**** Input material ****

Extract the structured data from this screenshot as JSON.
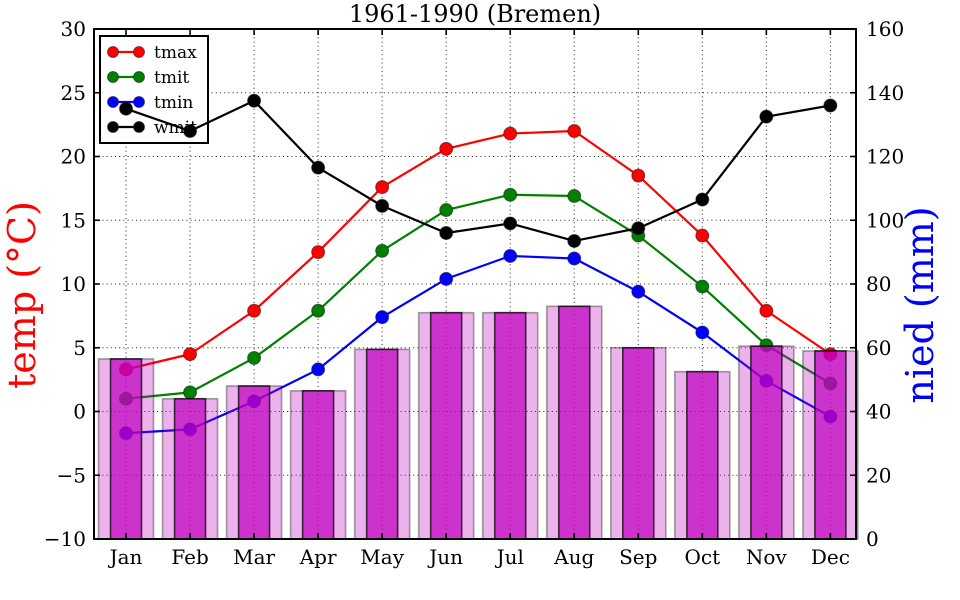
{
  "figure": {
    "title": "1961-1990 (Bremen)"
  },
  "chart_data": {
    "type": "line+bar",
    "title": "1961-1990 (Bremen)",
    "categories": [
      "Jan",
      "Feb",
      "Mar",
      "Apr",
      "May",
      "Jun",
      "Jul",
      "Aug",
      "Sep",
      "Oct",
      "Nov",
      "Dec"
    ],
    "left_axis": {
      "label": "temp (°C)",
      "color": "#ff0000",
      "min": -10,
      "max": 30,
      "ticks": [
        30,
        25,
        20,
        15,
        10,
        5,
        0,
        -5,
        -10
      ]
    },
    "right_axis": {
      "label": "nied (mm)",
      "color": "#0000ff",
      "min": 0,
      "max": 160,
      "ticks": [
        160,
        140,
        120,
        100,
        80,
        60,
        40,
        20,
        0
      ]
    },
    "grid": true,
    "legend_position": "upper left",
    "legend_entries": [
      "tmax",
      "tmit",
      "tmin",
      "wmit"
    ],
    "series": [
      {
        "name": "tmax",
        "type": "line",
        "axis": "left",
        "color": "#ff0000",
        "values": [
          3.3,
          4.5,
          7.9,
          12.5,
          17.6,
          20.6,
          21.8,
          22.0,
          18.5,
          13.8,
          7.9,
          4.5
        ]
      },
      {
        "name": "tmit",
        "type": "line",
        "axis": "left",
        "color": "#008000",
        "values": [
          1.0,
          1.5,
          4.2,
          7.9,
          12.6,
          15.8,
          17.0,
          16.9,
          13.8,
          9.8,
          5.2,
          2.2
        ]
      },
      {
        "name": "tmin",
        "type": "line",
        "axis": "left",
        "color": "#0000ff",
        "values": [
          -1.7,
          -1.4,
          0.8,
          3.3,
          7.4,
          10.4,
          12.2,
          12.0,
          9.4,
          6.2,
          2.4,
          -0.4
        ]
      },
      {
        "name": "wmit",
        "type": "line",
        "axis": "right",
        "color": "#000000",
        "values": [
          135,
          128,
          137.5,
          116.5,
          104.5,
          96,
          99,
          93.5,
          97.5,
          106.5,
          132.5,
          136
        ]
      }
    ],
    "bars": {
      "name": "nied",
      "type": "bar",
      "axis": "right",
      "fill_color": "#bf00bf",
      "wide_opacity": 0.3,
      "narrow_opacity": 0.72,
      "values": [
        56.5,
        44,
        48,
        46.5,
        59.5,
        71,
        71,
        73,
        60,
        52.5,
        60.5,
        59
      ]
    }
  }
}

****

Task objective —
Pictures don't belong in the copy. Transcribe every record exactly as it appears.

Result —
Extract the structured data from this screenshot as JSON.
{
  "figure": {
    "title": "1961-1990 (Bremen)"
  },
  "chart_data": {
    "type": "line+bar",
    "title": "1961-1990 (Bremen)",
    "categories": [
      "Jan",
      "Feb",
      "Mar",
      "Apr",
      "May",
      "Jun",
      "Jul",
      "Aug",
      "Sep",
      "Oct",
      "Nov",
      "Dec"
    ],
    "left_axis": {
      "label": "temp (°C)",
      "color": "#ff0000",
      "min": -10,
      "max": 30,
      "ticks": [
        30,
        25,
        20,
        15,
        10,
        5,
        0,
        -5,
        -10
      ]
    },
    "right_axis": {
      "label": "nied (mm)",
      "color": "#0000ff",
      "min": 0,
      "max": 160,
      "ticks": [
        160,
        140,
        120,
        100,
        80,
        60,
        40,
        20,
        0
      ]
    },
    "grid": true,
    "legend_position": "upper left",
    "legend_entries": [
      "tmax",
      "tmit",
      "tmin",
      "wmit"
    ],
    "series": [
      {
        "name": "tmax",
        "type": "line",
        "axis": "left",
        "color": "#ff0000",
        "values": [
          3.3,
          4.5,
          7.9,
          12.5,
          17.6,
          20.6,
          21.8,
          22.0,
          18.5,
          13.8,
          7.9,
          4.5
        ]
      },
      {
        "name": "tmit",
        "type": "line",
        "axis": "left",
        "color": "#008000",
        "values": [
          1.0,
          1.5,
          4.2,
          7.9,
          12.6,
          15.8,
          17.0,
          16.9,
          13.8,
          9.8,
          5.2,
          2.2
        ]
      },
      {
        "name": "tmin",
        "type": "line",
        "axis": "left",
        "color": "#0000ff",
        "values": [
          -1.7,
          -1.4,
          0.8,
          3.3,
          7.4,
          10.4,
          12.2,
          12.0,
          9.4,
          6.2,
          2.4,
          -0.4
        ]
      },
      {
        "name": "wmit",
        "type": "line",
        "axis": "right",
        "color": "#000000",
        "values": [
          135,
          128,
          137.5,
          116.5,
          104.5,
          96,
          99,
          93.5,
          97.5,
          106.5,
          132.5,
          136
        ]
      }
    ],
    "bars": {
      "name": "nied",
      "type": "bar",
      "axis": "right",
      "fill_color": "#bf00bf",
      "wide_opacity": 0.3,
      "narrow_opacity": 0.72,
      "values": [
        56.5,
        44,
        48,
        46.5,
        59.5,
        71,
        71,
        73,
        60,
        52.5,
        60.5,
        59
      ]
    }
  }
}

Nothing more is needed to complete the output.